++++ DATA PROVIDED ++++

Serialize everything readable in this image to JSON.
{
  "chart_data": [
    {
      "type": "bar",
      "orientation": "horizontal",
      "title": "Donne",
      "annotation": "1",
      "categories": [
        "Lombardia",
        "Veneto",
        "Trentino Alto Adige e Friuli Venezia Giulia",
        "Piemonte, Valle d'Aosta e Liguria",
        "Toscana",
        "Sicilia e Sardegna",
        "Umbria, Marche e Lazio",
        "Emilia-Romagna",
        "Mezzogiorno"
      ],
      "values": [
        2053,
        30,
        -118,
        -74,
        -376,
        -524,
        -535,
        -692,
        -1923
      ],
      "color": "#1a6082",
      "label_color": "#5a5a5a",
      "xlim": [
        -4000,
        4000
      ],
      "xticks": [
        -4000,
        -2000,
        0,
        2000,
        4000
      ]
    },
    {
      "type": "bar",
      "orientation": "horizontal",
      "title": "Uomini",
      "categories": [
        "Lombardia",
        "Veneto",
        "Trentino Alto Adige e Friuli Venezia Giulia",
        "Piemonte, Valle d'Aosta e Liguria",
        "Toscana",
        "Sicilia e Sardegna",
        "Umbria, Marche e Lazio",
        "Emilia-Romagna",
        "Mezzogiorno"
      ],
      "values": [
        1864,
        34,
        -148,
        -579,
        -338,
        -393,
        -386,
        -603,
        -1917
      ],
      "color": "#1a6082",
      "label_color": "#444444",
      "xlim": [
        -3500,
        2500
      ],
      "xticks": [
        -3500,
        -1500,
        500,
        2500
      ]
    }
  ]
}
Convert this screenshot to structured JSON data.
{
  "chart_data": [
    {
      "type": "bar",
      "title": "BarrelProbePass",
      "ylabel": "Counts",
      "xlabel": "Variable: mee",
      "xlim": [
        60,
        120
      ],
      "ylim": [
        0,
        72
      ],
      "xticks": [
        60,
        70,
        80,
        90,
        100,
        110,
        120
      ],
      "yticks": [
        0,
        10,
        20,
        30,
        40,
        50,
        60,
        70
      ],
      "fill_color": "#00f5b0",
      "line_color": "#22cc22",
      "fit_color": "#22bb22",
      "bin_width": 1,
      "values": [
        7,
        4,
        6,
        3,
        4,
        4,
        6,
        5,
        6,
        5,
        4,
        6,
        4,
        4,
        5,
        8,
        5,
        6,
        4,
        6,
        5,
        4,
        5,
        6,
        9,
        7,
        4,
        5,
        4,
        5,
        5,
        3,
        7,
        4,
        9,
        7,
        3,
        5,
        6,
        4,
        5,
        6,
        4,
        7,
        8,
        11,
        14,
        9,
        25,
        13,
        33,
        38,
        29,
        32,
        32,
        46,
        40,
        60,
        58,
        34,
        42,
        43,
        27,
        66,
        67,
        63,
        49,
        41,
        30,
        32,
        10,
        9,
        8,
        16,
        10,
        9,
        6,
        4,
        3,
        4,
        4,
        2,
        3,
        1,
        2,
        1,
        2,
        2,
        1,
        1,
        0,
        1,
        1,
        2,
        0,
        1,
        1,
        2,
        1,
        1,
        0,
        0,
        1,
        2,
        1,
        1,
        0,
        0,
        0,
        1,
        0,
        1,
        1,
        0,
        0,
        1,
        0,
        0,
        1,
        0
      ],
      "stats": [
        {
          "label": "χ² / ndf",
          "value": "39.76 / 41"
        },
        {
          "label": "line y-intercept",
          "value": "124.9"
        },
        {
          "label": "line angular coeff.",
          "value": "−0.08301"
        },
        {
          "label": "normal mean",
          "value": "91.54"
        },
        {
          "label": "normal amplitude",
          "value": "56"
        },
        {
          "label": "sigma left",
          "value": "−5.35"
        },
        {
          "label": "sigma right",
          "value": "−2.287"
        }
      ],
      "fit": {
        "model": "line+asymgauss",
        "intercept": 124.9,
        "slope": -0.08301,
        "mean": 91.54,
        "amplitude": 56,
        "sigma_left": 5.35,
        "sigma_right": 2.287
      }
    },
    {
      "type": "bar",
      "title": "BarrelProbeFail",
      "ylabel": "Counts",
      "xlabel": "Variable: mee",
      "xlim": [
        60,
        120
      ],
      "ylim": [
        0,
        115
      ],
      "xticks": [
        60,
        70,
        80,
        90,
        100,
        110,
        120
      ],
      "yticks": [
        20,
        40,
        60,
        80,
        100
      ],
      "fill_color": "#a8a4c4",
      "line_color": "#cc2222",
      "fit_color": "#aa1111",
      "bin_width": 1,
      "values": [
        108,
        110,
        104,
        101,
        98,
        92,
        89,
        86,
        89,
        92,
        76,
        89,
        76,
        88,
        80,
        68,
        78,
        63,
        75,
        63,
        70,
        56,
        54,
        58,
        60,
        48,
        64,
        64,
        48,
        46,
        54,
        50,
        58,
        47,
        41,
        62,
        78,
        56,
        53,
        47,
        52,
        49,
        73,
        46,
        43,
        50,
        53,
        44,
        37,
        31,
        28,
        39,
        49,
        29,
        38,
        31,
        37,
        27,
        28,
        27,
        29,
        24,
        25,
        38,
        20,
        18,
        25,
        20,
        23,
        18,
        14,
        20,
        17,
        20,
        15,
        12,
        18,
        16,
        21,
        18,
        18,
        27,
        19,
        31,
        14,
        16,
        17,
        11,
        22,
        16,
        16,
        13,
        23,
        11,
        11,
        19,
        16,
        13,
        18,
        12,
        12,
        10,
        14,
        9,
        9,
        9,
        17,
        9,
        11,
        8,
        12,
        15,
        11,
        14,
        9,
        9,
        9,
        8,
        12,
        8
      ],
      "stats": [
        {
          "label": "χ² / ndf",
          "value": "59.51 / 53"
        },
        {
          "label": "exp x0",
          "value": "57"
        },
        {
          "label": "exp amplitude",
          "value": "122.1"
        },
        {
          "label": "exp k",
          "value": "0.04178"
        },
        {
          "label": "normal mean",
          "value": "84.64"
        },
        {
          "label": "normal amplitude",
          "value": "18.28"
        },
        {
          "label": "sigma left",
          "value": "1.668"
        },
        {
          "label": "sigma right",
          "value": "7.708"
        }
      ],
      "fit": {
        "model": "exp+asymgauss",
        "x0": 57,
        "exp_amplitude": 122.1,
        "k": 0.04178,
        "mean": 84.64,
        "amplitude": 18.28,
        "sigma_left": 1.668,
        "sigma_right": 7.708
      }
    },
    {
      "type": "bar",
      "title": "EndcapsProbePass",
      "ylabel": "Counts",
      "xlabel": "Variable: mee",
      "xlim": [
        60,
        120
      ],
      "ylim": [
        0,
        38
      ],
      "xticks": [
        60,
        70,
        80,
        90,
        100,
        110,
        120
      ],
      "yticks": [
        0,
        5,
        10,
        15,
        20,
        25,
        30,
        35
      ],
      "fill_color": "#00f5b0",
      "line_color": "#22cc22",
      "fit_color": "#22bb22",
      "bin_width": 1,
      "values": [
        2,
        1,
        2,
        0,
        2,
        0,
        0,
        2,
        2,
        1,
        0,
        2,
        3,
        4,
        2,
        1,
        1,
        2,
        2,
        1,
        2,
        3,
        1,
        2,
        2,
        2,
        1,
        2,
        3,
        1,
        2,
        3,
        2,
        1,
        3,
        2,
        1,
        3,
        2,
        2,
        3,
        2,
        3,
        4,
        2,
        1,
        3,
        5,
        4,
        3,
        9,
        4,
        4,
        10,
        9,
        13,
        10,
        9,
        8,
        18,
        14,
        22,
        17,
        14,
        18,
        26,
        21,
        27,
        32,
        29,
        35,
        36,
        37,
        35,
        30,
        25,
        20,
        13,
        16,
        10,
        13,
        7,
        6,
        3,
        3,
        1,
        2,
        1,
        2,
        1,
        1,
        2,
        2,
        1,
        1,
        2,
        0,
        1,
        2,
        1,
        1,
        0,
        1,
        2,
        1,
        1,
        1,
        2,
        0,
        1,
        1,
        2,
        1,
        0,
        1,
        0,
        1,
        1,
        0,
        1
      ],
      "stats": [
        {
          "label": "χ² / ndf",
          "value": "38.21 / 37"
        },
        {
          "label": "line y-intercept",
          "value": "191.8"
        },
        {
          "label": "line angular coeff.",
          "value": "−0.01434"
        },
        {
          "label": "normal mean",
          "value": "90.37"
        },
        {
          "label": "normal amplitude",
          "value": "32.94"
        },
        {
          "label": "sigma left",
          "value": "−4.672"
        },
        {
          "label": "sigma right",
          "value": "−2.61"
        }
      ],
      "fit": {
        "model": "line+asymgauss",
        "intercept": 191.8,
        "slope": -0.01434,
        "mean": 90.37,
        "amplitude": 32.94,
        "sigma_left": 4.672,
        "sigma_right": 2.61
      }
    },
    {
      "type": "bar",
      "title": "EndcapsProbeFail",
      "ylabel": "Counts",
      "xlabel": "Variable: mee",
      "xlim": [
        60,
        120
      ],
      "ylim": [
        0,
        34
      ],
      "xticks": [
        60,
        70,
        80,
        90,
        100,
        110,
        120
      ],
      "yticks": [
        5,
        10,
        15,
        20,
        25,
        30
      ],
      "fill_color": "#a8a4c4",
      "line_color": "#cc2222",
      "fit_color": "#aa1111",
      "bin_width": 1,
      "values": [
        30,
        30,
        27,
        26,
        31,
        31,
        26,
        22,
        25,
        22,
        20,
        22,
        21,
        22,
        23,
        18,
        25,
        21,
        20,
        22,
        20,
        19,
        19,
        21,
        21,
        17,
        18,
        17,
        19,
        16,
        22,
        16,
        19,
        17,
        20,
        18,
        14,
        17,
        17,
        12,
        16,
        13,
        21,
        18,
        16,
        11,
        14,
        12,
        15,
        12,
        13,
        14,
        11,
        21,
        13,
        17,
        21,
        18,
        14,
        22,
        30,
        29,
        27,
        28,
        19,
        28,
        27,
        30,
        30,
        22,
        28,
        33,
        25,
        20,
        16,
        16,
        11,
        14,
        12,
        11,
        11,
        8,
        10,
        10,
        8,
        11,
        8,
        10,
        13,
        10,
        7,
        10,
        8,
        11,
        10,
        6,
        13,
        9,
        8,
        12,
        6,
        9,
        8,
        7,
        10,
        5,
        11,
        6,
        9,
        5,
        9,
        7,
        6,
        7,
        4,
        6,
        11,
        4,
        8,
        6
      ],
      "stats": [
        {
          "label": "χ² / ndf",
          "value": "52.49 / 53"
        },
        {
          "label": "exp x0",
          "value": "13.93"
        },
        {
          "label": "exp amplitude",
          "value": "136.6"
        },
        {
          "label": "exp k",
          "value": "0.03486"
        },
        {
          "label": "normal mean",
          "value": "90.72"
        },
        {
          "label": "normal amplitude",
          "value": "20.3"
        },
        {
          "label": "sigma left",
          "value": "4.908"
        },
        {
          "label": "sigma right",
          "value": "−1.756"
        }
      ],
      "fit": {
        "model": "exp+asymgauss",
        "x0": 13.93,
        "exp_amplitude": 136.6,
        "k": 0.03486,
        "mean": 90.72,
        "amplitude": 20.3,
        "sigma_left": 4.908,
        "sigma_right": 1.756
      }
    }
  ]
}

++++

> [TASK STATEMENT]
Pull out every line holding "intercept" from the records above, and copy it.

> [EXERCISE ANSWER]
          "label": "line y-intercept",
        "intercept": 124.9,
          "label": "line y-intercept",
        "intercept": 191.8,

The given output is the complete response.